Each entry below must be repeated word for word.

* begin Data section *

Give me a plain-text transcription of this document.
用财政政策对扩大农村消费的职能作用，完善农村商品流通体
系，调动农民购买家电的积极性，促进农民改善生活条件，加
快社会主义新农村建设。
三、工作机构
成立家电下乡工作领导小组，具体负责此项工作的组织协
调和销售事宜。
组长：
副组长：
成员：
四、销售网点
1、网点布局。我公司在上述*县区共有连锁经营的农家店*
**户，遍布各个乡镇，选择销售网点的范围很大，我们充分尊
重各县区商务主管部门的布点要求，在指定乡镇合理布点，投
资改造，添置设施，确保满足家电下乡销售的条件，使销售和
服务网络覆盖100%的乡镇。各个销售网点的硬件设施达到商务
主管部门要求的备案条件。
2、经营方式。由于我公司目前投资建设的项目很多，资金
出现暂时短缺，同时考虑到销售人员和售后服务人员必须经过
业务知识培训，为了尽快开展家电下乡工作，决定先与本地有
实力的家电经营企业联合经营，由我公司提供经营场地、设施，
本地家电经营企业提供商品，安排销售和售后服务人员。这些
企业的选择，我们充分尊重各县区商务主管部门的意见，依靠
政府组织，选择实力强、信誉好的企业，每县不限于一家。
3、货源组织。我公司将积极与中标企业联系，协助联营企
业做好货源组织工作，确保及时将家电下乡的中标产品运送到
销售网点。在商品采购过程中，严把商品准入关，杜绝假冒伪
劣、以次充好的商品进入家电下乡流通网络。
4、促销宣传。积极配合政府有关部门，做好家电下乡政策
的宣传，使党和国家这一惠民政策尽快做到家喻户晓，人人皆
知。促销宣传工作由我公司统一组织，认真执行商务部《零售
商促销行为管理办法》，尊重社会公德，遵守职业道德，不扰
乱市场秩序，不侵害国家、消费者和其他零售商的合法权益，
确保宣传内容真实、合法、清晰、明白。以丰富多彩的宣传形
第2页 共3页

* end Data section *

_Answer for this exercise_
Give me a plain-text transcription of this document.
用财政政策对扩大农村消费的职能作用，完善农村商品流通体
系，调动农民购买家电的积极性，促进农民改善生活条件，加
快社会主义新农村建设。
三、工作机构
成立家电下乡工作领导小组，具体负责此项工作的组织协
调和销售事宜。
组长：
副组长：
成员：
四、销售网点
1、网点布局。我公司在上述*县区共有连锁经营的农家店*
**户，遍布各个乡镇，选择销售网点的范围很大，我们充分尊
重各县区商务主管部门的布点要求，在指定乡镇合理布点，投
资改造，添置设施，确保满足家电下乡销售的条件，使销售和
服务网络覆盖100%的乡镇。各个销售网点的硬件设施达到商务
主管部门要求的备案条件。
2、经营方式。由于我公司目前投资建设的项目很多，资金
出现暂时短缺，同时考虑到销售人员和售后服务人员必须经过
业务知识培训，为了尽快开展家电下乡工作，决定先与本地有
实力的家电经营企业联合经营，由我公司提供经营场地、设施，
本地家电经营企业提供商品，安排销售和售后服务人员。这些
企业的选择，我们充分尊重各县区商务主管部门的意见，依靠
政府组织，选择实力强、信誉好的企业，每县不限于一家。
3、货源组织。我公司将积极与中标企业联系，协助联营企
业做好货源组织工作，确保及时将家电下乡的中标产品运送到
销售网点。在商品采购过程中，严把商品准入关，杜绝假冒伪
劣、以次充好的商品进入家电下乡流通网络。
4、促销宣传。积极配合政府有关部门，做好家电下乡政策
的宣传，使党和国家这一惠民政策尽快做到家喻户晓，人人皆
知。促销宣传工作由我公司统一组织，认真执行商务部《零售
商促销行为管理办法》，尊重社会公德，遵守职业道德，不扰
乱市场秩序，不侵害国家、消费者和其他零售商的合法权益，
确保宣传内容真实、合法、清晰、明白。以丰富多彩的宣传形
第2页 共3页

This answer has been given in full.